▶ _YOUR GOAL_
What is needed here is a faithful repeat of every entry, with no character changed.

-- Opening Marker --

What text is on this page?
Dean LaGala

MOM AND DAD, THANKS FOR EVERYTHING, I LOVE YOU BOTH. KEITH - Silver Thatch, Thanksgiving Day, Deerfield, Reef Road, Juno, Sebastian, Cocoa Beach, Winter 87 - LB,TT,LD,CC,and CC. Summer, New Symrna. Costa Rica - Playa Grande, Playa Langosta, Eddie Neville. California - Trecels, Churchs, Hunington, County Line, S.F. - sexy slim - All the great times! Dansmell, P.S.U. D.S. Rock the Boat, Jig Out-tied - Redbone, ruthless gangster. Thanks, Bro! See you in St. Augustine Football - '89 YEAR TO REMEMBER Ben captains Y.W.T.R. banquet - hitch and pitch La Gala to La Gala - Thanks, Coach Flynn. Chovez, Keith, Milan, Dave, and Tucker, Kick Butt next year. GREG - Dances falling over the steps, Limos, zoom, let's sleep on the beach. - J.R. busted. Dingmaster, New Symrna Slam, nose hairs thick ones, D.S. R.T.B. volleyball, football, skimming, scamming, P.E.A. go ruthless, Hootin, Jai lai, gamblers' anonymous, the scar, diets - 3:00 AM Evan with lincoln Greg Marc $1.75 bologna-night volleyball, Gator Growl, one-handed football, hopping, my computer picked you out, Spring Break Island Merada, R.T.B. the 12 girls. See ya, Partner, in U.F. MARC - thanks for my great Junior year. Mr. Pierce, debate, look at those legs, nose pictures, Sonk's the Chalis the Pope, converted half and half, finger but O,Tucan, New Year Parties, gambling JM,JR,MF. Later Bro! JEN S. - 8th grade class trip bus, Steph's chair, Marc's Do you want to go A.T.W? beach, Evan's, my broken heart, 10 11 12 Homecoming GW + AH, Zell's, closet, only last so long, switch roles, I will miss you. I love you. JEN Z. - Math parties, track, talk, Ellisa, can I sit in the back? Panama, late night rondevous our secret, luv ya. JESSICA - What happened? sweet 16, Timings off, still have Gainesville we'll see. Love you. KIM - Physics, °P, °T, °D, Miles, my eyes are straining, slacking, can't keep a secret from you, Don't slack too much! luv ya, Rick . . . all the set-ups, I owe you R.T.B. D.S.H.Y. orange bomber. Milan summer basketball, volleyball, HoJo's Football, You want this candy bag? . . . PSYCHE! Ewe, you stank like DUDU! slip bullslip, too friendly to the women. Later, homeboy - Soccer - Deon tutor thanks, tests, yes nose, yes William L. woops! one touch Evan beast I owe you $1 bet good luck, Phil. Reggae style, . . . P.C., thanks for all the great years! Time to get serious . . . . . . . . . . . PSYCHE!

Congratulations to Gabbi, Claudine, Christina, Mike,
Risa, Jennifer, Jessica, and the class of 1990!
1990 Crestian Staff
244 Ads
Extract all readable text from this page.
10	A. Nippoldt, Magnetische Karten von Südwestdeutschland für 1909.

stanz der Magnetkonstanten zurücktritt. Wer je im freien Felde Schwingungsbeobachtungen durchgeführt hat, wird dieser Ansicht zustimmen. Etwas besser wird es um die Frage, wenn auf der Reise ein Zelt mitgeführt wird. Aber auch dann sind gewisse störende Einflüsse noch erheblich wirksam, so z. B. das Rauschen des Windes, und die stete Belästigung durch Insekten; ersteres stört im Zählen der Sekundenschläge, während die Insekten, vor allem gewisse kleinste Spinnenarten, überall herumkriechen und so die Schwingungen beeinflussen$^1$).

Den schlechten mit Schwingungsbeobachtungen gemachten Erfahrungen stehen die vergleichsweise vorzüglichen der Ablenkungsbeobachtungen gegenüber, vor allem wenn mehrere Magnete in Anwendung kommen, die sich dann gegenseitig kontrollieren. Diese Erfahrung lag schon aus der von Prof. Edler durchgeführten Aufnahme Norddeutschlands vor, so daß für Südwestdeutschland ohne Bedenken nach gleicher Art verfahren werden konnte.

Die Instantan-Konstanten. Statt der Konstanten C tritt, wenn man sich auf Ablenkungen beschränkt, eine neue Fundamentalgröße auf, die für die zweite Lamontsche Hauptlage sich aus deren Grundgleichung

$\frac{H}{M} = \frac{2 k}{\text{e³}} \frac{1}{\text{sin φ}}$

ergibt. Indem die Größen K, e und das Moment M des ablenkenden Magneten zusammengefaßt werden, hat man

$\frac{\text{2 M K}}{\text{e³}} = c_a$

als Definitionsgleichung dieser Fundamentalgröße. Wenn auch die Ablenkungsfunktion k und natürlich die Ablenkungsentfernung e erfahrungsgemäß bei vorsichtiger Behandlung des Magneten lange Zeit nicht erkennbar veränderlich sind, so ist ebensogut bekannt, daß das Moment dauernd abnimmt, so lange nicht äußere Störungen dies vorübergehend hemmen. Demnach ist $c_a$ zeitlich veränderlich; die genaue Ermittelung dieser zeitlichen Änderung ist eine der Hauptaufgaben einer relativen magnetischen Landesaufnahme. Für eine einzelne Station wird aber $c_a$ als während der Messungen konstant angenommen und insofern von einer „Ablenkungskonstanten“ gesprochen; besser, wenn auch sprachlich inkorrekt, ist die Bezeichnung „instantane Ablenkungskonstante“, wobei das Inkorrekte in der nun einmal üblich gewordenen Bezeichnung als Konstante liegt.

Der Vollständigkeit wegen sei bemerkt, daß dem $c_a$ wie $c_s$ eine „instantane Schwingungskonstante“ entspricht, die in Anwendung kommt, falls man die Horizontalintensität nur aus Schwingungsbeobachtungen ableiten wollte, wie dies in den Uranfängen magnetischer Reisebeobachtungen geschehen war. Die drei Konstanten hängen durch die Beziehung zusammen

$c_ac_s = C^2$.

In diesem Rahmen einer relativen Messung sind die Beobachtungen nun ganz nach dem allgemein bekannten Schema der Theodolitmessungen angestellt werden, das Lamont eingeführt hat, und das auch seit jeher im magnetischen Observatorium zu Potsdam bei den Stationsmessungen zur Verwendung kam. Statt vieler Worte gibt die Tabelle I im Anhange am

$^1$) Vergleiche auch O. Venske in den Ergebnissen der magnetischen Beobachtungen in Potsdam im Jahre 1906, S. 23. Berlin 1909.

-- Closing Marker --

▶ _EXERCISE OUTPUT_
What text is on this page?
Dean LaGala

MOM AND DAD, THANKS FOR EVERYTHING, I LOVE YOU BOTH. KEITH - Silver Thatch, Thanksgiving Day, Deerfield, Reef Road, Juno, Sebastian, Cocoa Beach, Winter 87 - LB,TT,LD,CC,and CC. Summer, New Symrna. Costa Rica - Playa Grande, Playa Langosta, Eddie Neville. California - Trecels, Churchs, Hunington, County Line, S.F. - sexy slim - All the great times! Dansmell, P.S.U. D.S. Rock the Boat, Jig Out-tied - Redbone, ruthless gangster. Thanks, Bro! See you in St. Augustine Football - '89 YEAR TO REMEMBER Ben captains Y.W.T.R. banquet - hitch and pitch La Gala to La Gala - Thanks, Coach Flynn. Chovez, Keith, Milan, Dave, and Tucker, Kick Butt next year. GREG - Dances falling over the steps, Limos, zoom, let's sleep on the beach. - J.R. busted. Dingmaster, New Symrna Slam, nose hairs thick ones, D.S. R.T.B. volleyball, football, skimming, scamming, P.E.A. go ruthless, Hootin, Jai lai, gamblers' anonymous, the scar, diets - 3:00 AM Evan with lincoln Greg Marc $1.75 bologna-night volleyball, Gator Growl, one-handed football, hopping, my computer picked you out, Spring Break Island Merada, R.T.B. the 12 girls. See ya, Partner, in U.F. MARC - thanks for my great Junior year. Mr. Pierce, debate, look at those legs, nose pictures, Sonk's the Chalis the Pope, converted half and half, finger but O,Tucan, New Year Parties, gambling JM,JR,MF. Later Bro! JEN S. - 8th grade class trip bus, Steph's chair, Marc's Do you want to go A.T.W? beach, Evan's, my broken heart, 10 11 12 Homecoming GW + AH, Zell's, closet, only last so long, switch roles, I will miss you. I love you. JEN Z. - Math parties, track, talk, Ellisa, can I sit in the back? Panama, late night rondevous our secret, luv ya. JESSICA - What happened? sweet 16, Timings off, still have Gainesville we'll see. Love you. KIM - Physics, °P, °T, °D, Miles, my eyes are straining, slacking, can't keep a secret from you, Don't slack too much! luv ya, Rick . . . all the set-ups, I owe you R.T.B. D.S.H.Y. orange bomber. Milan summer basketball, volleyball, HoJo's Football, You want this candy bag? . . . PSYCHE! Ewe, you stank like DUDU! slip bullslip, too friendly to the women. Later, homeboy - Soccer - Deon tutor thanks, tests, yes nose, yes William L. woops! one touch Evan beast I owe you $1 bet good luck, Phil. Reggae style, . . . P.C., thanks for all the great years! Time to get serious . . . . . . . . . . . PSYCHE!

Congratulations to Gabbi, Claudine, Christina, Mike,
Risa, Jennifer, Jessica, and the class of 1990!
1990 Crestian Staff
244 Ads
Extract all readable text from this page.
10	A. Nippoldt, Magnetische Karten von Südwestdeutschland für 1909.

stanz der Magnetkonstanten zurücktritt. Wer je im freien Felde Schwingungsbeobachtungen durchgeführt hat, wird dieser Ansicht zustimmen. Etwas besser wird es um die Frage, wenn auf der Reise ein Zelt mitgeführt wird. Aber auch dann sind gewisse störende Einflüsse noch erheblich wirksam, so z. B. das Rauschen des Windes, und die stete Belästigung durch Insekten; ersteres stört im Zählen der Sekundenschläge, während die Insekten, vor allem gewisse kleinste Spinnenarten, überall herumkriechen und so die Schwingungen beeinflussen$^1$).

Den schlechten mit Schwingungsbeobachtungen gemachten Erfahrungen stehen die vergleichsweise vorzüglichen der Ablenkungsbeobachtungen gegenüber, vor allem wenn mehrere Magnete in Anwendung kommen, die sich dann gegenseitig kontrollieren. Diese Erfahrung lag schon aus der von Prof. Edler durchgeführten Aufnahme Norddeutschlands vor, so daß für Südwestdeutschland ohne Bedenken nach gleicher Art verfahren werden konnte.

Die Instantan-Konstanten. Statt der Konstanten C tritt, wenn man sich auf Ablenkungen beschränkt, eine neue Fundamentalgröße auf, die für die zweite Lamontsche Hauptlage sich aus deren Grundgleichung

$\frac{H}{M} = \frac{2 k}{\text{e³}} \frac{1}{\text{sin φ}}$

ergibt. Indem die Größen K, e und das Moment M des ablenkenden Magneten zusammengefaßt werden, hat man

$\frac{\text{2 M K}}{\text{e³}} = c_a$

als Definitionsgleichung dieser Fundamentalgröße. Wenn auch die Ablenkungsfunktion k und natürlich die Ablenkungsentfernung e erfahrungsgemäß bei vorsichtiger Behandlung des Magneten lange Zeit nicht erkennbar veränderlich sind, so ist ebensogut bekannt, daß das Moment dauernd abnimmt, so lange nicht äußere Störungen dies vorübergehend hemmen. Demnach ist $c_a$ zeitlich veränderlich; die genaue Ermittelung dieser zeitlichen Änderung ist eine der Hauptaufgaben einer relativen magnetischen Landesaufnahme. Für eine einzelne Station wird aber $c_a$ als während der Messungen konstant angenommen und insofern von einer „Ablenkungskonstanten“ gesprochen; besser, wenn auch sprachlich inkorrekt, ist die Bezeichnung „instantane Ablenkungskonstante“, wobei das Inkorrekte in der nun einmal üblich gewordenen Bezeichnung als Konstante liegt.

Der Vollständigkeit wegen sei bemerkt, daß dem $c_a$ wie $c_s$ eine „instantane Schwingungskonstante“ entspricht, die in Anwendung kommt, falls man die Horizontalintensität nur aus Schwingungsbeobachtungen ableiten wollte, wie dies in den Uranfängen magnetischer Reisebeobachtungen geschehen war. Die drei Konstanten hängen durch die Beziehung zusammen

$c_ac_s = C^2$.

In diesem Rahmen einer relativen Messung sind die Beobachtungen nun ganz nach dem allgemein bekannten Schema der Theodolitmessungen angestellt werden, das Lamont eingeführt hat, und das auch seit jeher im magnetischen Observatorium zu Potsdam bei den Stationsmessungen zur Verwendung kam. Statt vieler Worte gibt die Tabelle I im Anhange am

$^1$) Vergleiche auch O. Venske in den Ergebnissen der magnetischen Beobachtungen in Potsdam im Jahre 1906, S. 23. Berlin 1909.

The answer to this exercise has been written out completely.